Pick out each line containing the string "граждан" and copy it.

━━━━

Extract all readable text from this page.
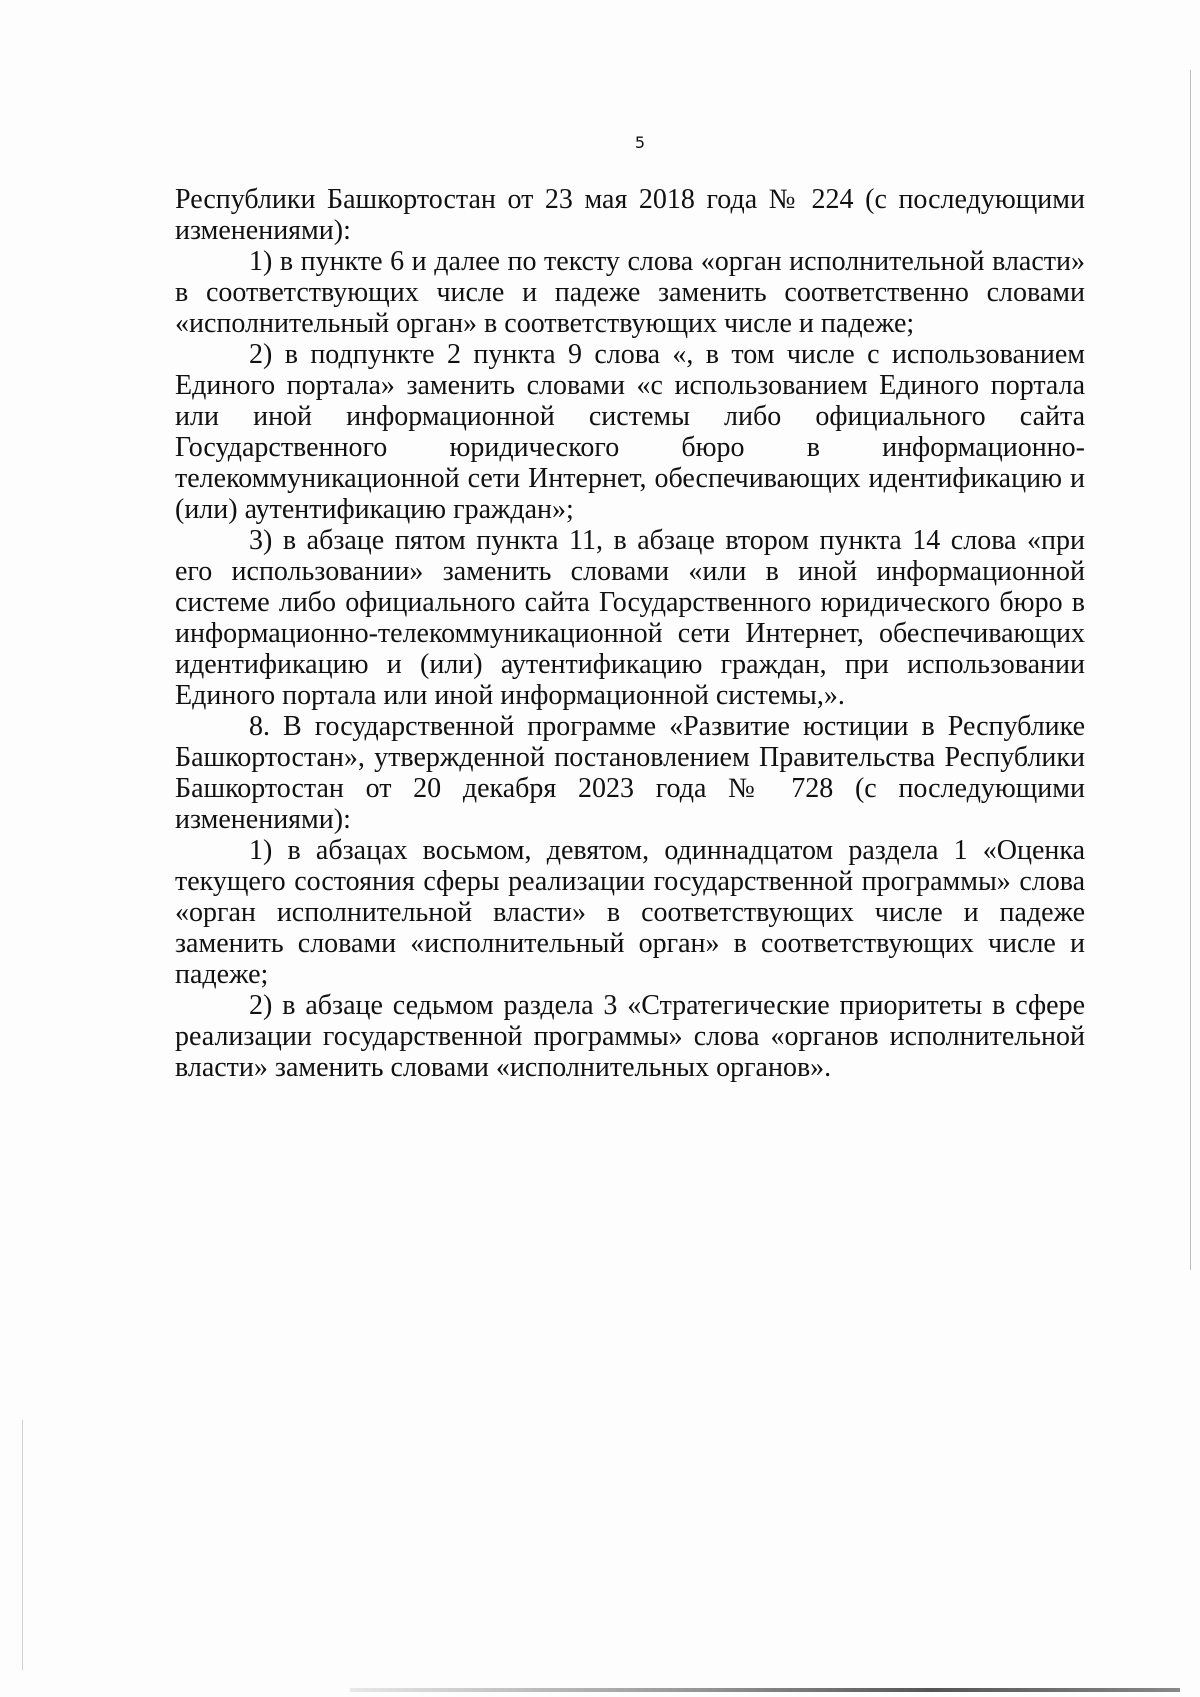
5

Республики Башкортостан от 23 мая 2018 года № 224 (с последующими изменениями):

1) в пункте 6 и далее по тексту слова «орган исполнительной власти» в соответствующих числе и падеже заменить соответственно словами «исполнительный орган» в соответствующих числе и падеже;

2) в подпункте 2 пункта 9 слова «, в том числе с использованием Единого портала» заменить словами «с использованием Единого портала или иной информационной системы либо официального сайта Государственного юридического бюро в информационно-телекоммуникационной сети Интернет, обеспечивающих идентификацию и (или) аутентификацию граждан»;

3) в абзаце пятом пункта 11, в абзаце втором пункта 14 слова «при его использовании» заменить словами «или в иной информационной системе либо официального сайта Государственного юридического бюро в информационно-телекоммуникационной сети Интернет, обеспечивающих идентификацию и (или) аутентификацию граждан, при использовании Единого портала или иной информационной системы,».

8. В государственной программе «Развитие юстиции в Республике Башкортостан», утвержденной постановлением Правительства Республики Башкортостан от 20 декабря 2023 года № 728 (с последующими изменениями):

1) в абзацах восьмом, девятом, одиннадцатом раздела 1 «Оценка текущего состояния сферы реализации государственной программы» слова «орган исполнительной власти» в соответствующих числе и падеже заменить словами «исполнительный орган» в соответствующих числе и падеже;

2) в абзаце седьмом раздела 3 «Стратегические приоритеты в сфере реализации государственной программы» слова «органов исполнительной власти» заменить словами «исполнительных органов».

━━━━

§ **Finished task**:
2) в подпункте 2 пункта 9 слова «, в том числе с использованием Единого портала» заменить словами «с использованием Единого портала или иной информационной системы либо официального сайта Государственного юридического бюро в информационно-телекоммуникационной сети Интернет, обеспечивающих идентификацию и (или) аутентификацию граждан»;
3) в абзаце пятом пункта 11, в абзаце втором пункта 14 слова «при его использовании» заменить словами «или в иной информационной системе либо официального сайта Государственного юридического бюро в информационно-телекоммуникационной сети Интернет, обеспечивающих идентификацию и (или) аутентификацию граждан, при использовании Единого портала или иной информационной системы,».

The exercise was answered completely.